╭─ Data records

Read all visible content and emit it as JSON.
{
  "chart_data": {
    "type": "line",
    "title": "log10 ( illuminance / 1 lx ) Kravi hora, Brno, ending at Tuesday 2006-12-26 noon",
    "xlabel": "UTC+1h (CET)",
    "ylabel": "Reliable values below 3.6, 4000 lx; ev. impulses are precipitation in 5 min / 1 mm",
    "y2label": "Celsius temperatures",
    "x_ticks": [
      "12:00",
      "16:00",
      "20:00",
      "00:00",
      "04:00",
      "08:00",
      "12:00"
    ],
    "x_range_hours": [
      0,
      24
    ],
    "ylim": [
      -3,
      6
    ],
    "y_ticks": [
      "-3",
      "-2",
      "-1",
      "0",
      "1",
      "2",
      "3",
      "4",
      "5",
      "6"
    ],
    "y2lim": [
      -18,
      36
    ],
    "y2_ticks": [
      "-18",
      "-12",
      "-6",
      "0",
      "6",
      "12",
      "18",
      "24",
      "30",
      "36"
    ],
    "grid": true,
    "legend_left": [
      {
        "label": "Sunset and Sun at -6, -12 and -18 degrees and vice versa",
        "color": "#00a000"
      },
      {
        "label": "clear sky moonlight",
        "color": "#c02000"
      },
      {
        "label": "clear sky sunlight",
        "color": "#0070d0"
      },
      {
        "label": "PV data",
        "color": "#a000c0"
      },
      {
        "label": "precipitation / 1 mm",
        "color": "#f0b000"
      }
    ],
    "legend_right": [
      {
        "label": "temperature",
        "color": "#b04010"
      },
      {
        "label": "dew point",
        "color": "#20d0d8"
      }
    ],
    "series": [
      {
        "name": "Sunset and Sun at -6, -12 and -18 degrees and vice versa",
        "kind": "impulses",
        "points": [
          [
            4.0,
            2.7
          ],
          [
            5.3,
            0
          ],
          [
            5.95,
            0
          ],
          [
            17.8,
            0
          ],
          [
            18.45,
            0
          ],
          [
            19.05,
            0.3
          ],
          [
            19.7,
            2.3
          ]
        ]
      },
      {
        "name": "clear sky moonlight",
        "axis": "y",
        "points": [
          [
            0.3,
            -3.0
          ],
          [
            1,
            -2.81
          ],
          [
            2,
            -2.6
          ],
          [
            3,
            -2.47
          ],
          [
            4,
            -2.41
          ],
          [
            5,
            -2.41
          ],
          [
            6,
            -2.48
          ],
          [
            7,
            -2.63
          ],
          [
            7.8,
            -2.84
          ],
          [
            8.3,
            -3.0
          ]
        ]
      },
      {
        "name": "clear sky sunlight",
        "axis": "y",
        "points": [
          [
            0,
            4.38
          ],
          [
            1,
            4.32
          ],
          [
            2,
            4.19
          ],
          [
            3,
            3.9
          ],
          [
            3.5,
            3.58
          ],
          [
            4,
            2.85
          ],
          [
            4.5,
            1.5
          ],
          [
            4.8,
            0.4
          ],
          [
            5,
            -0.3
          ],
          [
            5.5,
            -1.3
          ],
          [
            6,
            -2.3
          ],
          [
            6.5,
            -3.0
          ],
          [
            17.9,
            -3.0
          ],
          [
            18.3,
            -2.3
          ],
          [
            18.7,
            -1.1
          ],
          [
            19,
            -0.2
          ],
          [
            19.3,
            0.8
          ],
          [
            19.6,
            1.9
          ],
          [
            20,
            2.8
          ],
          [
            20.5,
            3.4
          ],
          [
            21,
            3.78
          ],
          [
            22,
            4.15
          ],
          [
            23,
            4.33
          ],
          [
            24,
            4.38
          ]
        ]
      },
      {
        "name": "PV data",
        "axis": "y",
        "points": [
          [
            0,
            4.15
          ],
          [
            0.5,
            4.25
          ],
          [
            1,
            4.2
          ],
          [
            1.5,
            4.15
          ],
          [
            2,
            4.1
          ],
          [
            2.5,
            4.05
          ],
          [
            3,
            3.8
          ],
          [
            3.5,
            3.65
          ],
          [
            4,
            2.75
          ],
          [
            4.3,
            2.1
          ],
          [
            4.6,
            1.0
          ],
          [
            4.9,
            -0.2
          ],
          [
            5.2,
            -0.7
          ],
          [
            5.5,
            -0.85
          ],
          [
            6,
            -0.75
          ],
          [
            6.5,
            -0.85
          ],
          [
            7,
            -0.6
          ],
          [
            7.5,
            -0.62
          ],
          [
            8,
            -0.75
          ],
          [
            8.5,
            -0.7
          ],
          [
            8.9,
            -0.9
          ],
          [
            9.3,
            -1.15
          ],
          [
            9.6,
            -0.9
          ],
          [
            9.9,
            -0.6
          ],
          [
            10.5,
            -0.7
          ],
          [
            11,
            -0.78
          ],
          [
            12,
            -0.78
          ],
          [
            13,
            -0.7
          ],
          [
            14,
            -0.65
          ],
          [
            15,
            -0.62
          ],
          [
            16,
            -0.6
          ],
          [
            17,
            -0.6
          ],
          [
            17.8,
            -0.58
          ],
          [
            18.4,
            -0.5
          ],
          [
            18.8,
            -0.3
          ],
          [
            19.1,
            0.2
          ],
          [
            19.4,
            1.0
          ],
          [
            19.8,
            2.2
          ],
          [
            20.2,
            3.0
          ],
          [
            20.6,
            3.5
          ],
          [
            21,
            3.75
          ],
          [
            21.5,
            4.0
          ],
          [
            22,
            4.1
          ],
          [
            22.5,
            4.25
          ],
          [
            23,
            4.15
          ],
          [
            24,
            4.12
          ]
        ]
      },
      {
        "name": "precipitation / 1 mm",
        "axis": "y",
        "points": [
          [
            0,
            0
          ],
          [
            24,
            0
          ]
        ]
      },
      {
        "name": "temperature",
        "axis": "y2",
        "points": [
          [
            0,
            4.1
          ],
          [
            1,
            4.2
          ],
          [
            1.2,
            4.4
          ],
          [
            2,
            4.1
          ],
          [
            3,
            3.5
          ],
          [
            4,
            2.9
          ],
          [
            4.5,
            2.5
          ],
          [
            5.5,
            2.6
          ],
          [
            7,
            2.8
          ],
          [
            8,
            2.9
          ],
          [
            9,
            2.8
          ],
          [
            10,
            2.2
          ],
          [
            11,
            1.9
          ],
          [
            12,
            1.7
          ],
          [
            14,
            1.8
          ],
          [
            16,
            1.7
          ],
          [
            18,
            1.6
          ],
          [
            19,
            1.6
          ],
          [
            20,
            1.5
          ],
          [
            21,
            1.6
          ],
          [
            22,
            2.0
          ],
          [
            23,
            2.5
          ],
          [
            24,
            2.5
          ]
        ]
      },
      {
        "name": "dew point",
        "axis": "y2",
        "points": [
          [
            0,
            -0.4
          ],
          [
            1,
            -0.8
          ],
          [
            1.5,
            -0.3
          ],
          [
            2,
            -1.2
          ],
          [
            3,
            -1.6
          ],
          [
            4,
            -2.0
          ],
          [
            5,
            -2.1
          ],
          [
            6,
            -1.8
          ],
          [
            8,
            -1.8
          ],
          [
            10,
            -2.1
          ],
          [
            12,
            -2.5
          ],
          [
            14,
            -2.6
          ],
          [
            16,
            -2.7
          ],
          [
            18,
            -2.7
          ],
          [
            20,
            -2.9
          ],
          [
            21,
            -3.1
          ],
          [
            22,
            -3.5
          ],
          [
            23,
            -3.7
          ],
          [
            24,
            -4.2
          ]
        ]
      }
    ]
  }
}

╰─

**Exercise**
From the entries above, extract each line containing "versa".

**Reply**
        "label": "Sunset and Sun at -6, -12 and -18 degrees and vice versa",
        "name": "Sunset and Sun at -6, -12 and -18 degrees and vice versa",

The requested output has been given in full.